**YOUR TASK**
Find the lines that contain the word "taking" and copy each one.

[Recorded data]
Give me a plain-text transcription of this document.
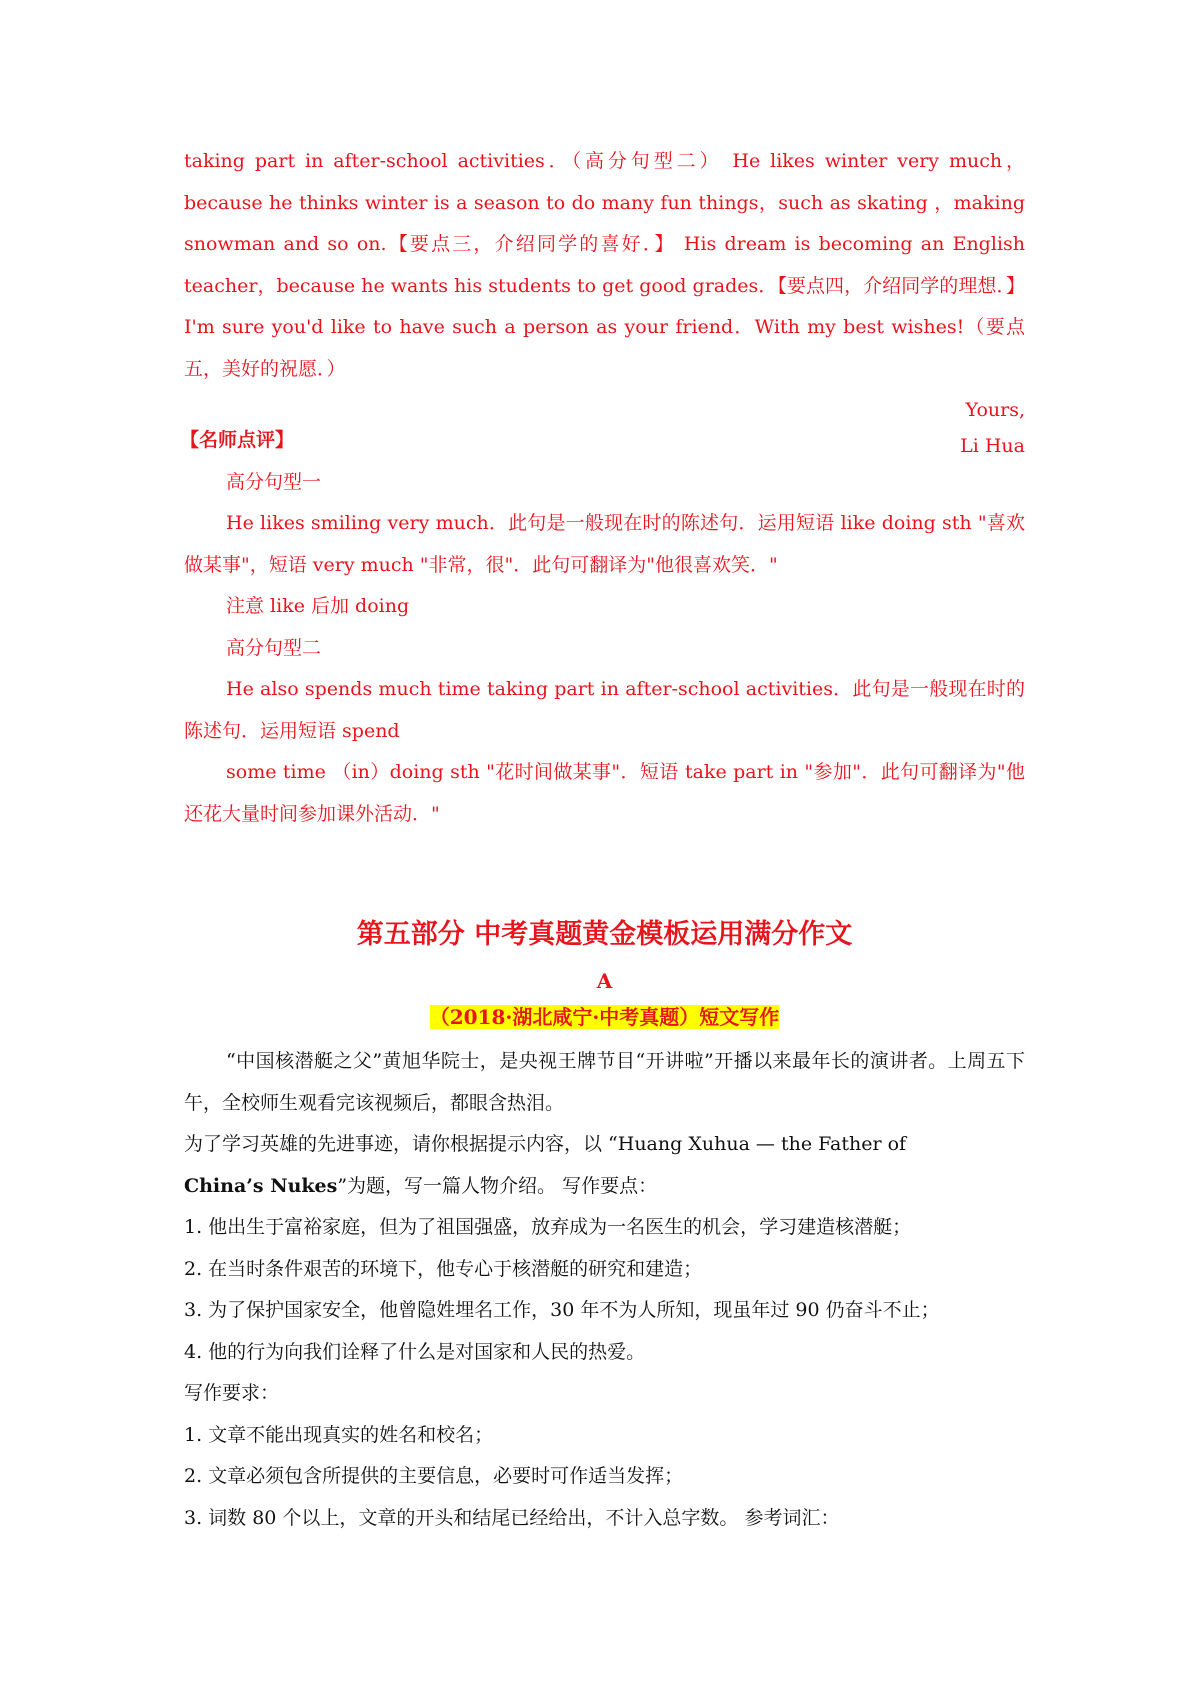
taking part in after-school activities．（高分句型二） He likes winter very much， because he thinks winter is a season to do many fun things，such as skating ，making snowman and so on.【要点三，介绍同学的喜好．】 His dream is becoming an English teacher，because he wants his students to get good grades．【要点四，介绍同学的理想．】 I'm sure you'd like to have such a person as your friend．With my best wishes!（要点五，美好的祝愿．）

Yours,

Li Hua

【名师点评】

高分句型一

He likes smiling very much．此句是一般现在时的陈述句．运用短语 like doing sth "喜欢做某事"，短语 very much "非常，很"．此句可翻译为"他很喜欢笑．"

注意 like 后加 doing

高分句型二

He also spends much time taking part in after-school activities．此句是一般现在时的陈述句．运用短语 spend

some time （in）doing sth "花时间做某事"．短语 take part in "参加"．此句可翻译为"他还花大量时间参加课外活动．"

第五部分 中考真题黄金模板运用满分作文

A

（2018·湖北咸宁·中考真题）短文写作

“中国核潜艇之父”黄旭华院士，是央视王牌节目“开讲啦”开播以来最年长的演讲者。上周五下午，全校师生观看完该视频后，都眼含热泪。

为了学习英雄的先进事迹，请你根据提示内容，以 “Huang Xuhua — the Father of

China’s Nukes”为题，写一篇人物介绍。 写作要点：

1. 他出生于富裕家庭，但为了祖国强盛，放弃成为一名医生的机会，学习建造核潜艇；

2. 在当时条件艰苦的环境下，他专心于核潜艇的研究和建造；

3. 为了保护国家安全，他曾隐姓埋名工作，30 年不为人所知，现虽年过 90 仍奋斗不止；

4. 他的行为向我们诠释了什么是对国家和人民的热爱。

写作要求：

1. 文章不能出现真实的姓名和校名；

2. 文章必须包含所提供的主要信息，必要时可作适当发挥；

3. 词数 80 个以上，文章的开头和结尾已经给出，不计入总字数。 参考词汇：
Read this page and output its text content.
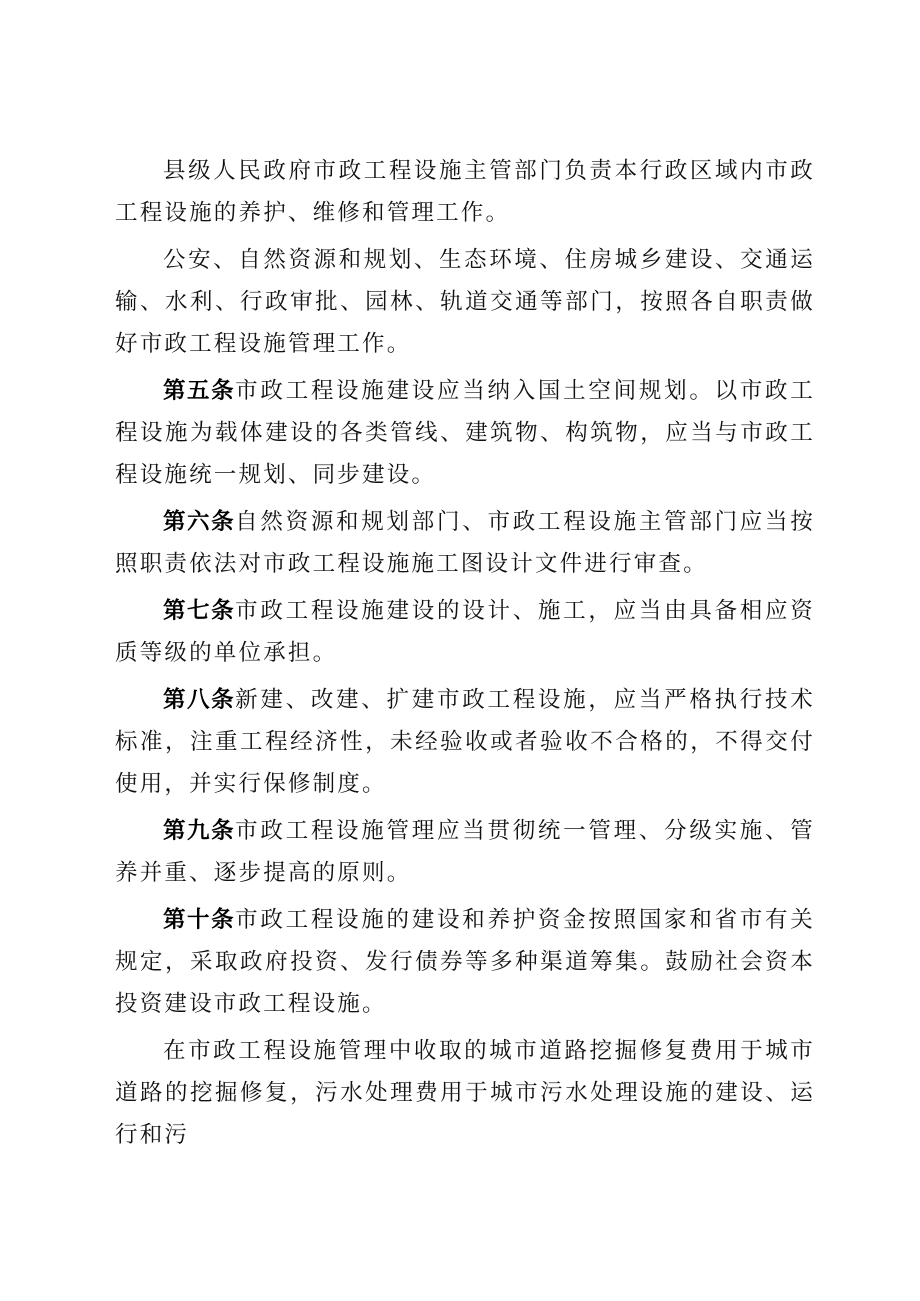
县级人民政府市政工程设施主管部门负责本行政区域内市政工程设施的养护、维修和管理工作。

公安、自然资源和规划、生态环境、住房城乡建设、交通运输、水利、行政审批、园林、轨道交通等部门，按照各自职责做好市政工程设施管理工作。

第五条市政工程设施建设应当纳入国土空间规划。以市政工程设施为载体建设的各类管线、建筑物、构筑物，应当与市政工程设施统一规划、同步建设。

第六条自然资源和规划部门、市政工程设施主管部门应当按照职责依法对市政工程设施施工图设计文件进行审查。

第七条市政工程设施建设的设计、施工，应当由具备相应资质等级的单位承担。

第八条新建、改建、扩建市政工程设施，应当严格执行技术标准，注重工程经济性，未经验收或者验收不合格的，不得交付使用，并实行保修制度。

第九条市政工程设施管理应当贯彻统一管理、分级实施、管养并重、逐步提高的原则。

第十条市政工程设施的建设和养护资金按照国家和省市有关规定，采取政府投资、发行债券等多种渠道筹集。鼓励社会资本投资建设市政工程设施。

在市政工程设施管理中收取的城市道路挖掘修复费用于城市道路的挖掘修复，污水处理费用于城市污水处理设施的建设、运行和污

**ANSWER IN FULL**
taking part in after-school activities．（高分句型二） He likes winter very much， because he thinks winter is a season to do many fun things，such as skating ，making snowman and so on.【要点三，介绍同学的喜好．】 His dream is becoming an English teacher，because he wants his students to get good grades．【要点四，介绍同学的理想．】 I'm sure you'd like to have such a person as your friend．With my best wishes!（要点五，美好的祝愿．）
He also spends much time taking part in after-school activities．此句是一般现在时的陈述句．运用短语 spend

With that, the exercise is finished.